[Stated goal] Give the listing again character for character, but drop the images.

────

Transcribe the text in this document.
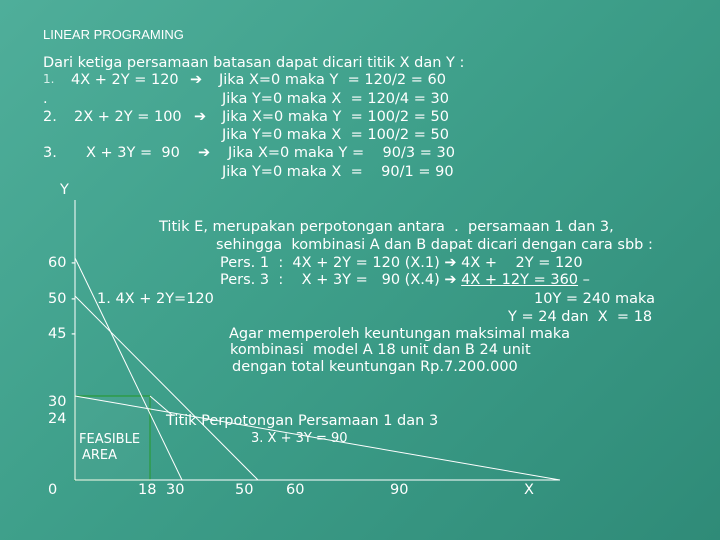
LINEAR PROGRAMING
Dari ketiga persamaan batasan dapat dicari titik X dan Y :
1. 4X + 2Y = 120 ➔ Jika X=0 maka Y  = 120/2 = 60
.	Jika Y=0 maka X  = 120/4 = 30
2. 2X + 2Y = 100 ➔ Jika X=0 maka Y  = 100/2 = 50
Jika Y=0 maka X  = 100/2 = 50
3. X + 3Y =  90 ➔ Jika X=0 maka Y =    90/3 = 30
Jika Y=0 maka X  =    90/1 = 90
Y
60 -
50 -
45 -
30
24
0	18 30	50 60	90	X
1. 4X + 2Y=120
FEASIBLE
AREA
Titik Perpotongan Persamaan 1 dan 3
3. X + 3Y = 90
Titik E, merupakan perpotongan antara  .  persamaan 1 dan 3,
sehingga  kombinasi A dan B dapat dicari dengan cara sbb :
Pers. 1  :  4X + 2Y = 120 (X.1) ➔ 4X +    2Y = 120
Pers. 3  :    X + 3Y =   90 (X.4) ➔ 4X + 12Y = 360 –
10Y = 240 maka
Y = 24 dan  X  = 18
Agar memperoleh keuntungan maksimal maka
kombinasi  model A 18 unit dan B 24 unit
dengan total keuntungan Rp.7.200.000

────

[Task response]
Transcribe the text in this document.
LINEAR PROGRAMING
Dari ketiga persamaan batasan dapat dicari titik X dan Y :
1. 4X + 2Y = 120 ➔ Jika X=0 maka Y  = 120/2 = 60
.	Jika Y=0 maka X  = 120/4 = 30
2. 2X + 2Y = 100 ➔ Jika X=0 maka Y  = 100/2 = 50
Jika Y=0 maka X  = 100/2 = 50
3. X + 3Y =  90 ➔ Jika X=0 maka Y =    90/3 = 30
Jika Y=0 maka X  =    90/1 = 90
Y
60 -
50 -
45 -
30
24
0	18 30	50 60	90	X
1. 4X + 2Y=120
FEASIBLE
AREA
Titik Perpotongan Persamaan 1 dan 3
3. X + 3Y = 90
Titik E, merupakan perpotongan antara  .  persamaan 1 dan 3,
sehingga  kombinasi A dan B dapat dicari dengan cara sbb :
Pers. 1  :  4X + 2Y = 120 (X.1) ➔ 4X +    2Y = 120
Pers. 3  :    X + 3Y =   90 (X.4) ➔ 4X + 12Y = 360 –
10Y = 240 maka
Y = 24 dan  X  = 18
Agar memperoleh keuntungan maksimal maka
kombinasi  model A 18 unit dan B 24 unit
dengan total keuntungan Rp.7.200.000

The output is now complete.